> _PROVIDED ENTRIES_:
- - -
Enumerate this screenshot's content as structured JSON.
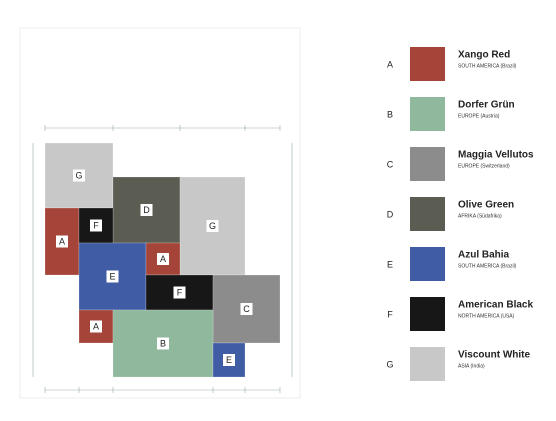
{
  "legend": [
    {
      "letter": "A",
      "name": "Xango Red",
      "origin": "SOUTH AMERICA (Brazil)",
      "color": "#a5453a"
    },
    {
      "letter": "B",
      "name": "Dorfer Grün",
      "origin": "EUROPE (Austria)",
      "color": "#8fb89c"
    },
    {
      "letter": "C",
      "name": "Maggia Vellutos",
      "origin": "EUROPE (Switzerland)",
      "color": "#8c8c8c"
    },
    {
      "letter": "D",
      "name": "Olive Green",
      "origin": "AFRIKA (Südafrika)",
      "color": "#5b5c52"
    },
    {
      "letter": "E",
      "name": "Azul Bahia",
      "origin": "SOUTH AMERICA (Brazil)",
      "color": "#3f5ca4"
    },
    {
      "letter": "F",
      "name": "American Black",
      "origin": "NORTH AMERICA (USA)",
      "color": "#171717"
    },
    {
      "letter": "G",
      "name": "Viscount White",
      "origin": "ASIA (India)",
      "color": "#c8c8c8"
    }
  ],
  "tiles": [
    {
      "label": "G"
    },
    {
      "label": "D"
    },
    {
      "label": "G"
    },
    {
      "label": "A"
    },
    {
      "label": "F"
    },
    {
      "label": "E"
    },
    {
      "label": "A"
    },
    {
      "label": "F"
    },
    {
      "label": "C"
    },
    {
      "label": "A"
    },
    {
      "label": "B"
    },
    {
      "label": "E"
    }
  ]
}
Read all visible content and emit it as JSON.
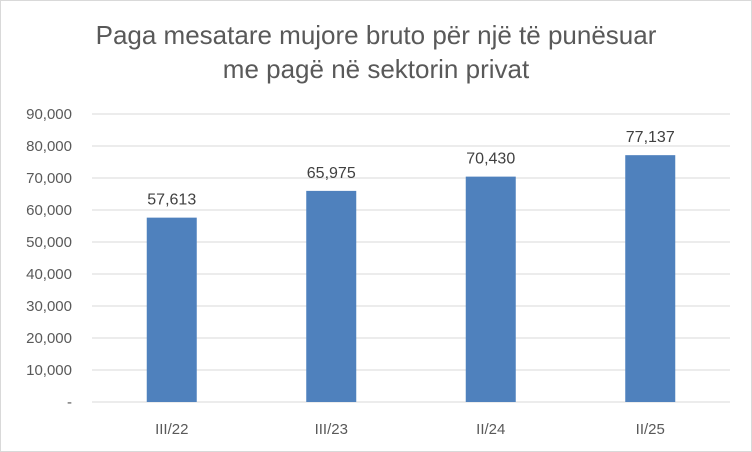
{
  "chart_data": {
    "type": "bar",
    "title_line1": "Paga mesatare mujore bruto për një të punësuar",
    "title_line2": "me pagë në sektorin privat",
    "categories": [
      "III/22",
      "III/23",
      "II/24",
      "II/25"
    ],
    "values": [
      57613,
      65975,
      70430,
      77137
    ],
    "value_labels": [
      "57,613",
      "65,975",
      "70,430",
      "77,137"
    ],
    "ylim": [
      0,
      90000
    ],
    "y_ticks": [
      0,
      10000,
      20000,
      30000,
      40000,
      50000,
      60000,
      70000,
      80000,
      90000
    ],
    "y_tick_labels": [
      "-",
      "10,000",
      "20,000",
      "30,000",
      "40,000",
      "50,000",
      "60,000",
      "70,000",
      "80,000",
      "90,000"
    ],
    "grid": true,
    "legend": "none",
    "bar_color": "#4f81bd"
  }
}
- - -
> _DO THIS_:
Pictures are excluded; repeat every record exactly.

> _EXERCISE RESULT_:
Enumerate this screenshot's content as structured JSON.
{
  "legend": [
    {
      "letter": "A",
      "name": "Xango Red",
      "origin": "SOUTH AMERICA (Brazil)",
      "color": "#a5453a"
    },
    {
      "letter": "B",
      "name": "Dorfer Grün",
      "origin": "EUROPE (Austria)",
      "color": "#8fb89c"
    },
    {
      "letter": "C",
      "name": "Maggia Vellutos",
      "origin": "EUROPE (Switzerland)",
      "color": "#8c8c8c"
    },
    {
      "letter": "D",
      "name": "Olive Green",
      "origin": "AFRIKA (Südafrika)",
      "color": "#5b5c52"
    },
    {
      "letter": "E",
      "name": "Azul Bahia",
      "origin": "SOUTH AMERICA (Brazil)",
      "color": "#3f5ca4"
    },
    {
      "letter": "F",
      "name": "American Black",
      "origin": "NORTH AMERICA (USA)",
      "color": "#171717"
    },
    {
      "letter": "G",
      "name": "Viscount White",
      "origin": "ASIA (India)",
      "color": "#c8c8c8"
    }
  ],
  "tiles": [
    {
      "label": "G"
    },
    {
      "label": "D"
    },
    {
      "label": "G"
    },
    {
      "label": "A"
    },
    {
      "label": "F"
    },
    {
      "label": "E"
    },
    {
      "label": "A"
    },
    {
      "label": "F"
    },
    {
      "label": "C"
    },
    {
      "label": "A"
    },
    {
      "label": "B"
    },
    {
      "label": "E"
    }
  ]
}
Read all visible content and emit it as JSON.
{
  "chart_data": {
    "type": "bar",
    "title_line1": "Paga mesatare mujore bruto për një të punësuar",
    "title_line2": "me pagë në sektorin privat",
    "categories": [
      "III/22",
      "III/23",
      "II/24",
      "II/25"
    ],
    "values": [
      57613,
      65975,
      70430,
      77137
    ],
    "value_labels": [
      "57,613",
      "65,975",
      "70,430",
      "77,137"
    ],
    "ylim": [
      0,
      90000
    ],
    "y_ticks": [
      0,
      10000,
      20000,
      30000,
      40000,
      50000,
      60000,
      70000,
      80000,
      90000
    ],
    "y_tick_labels": [
      "-",
      "10,000",
      "20,000",
      "30,000",
      "40,000",
      "50,000",
      "60,000",
      "70,000",
      "80,000",
      "90,000"
    ],
    "grid": true,
    "legend": "none",
    "bar_color": "#4f81bd"
  }
}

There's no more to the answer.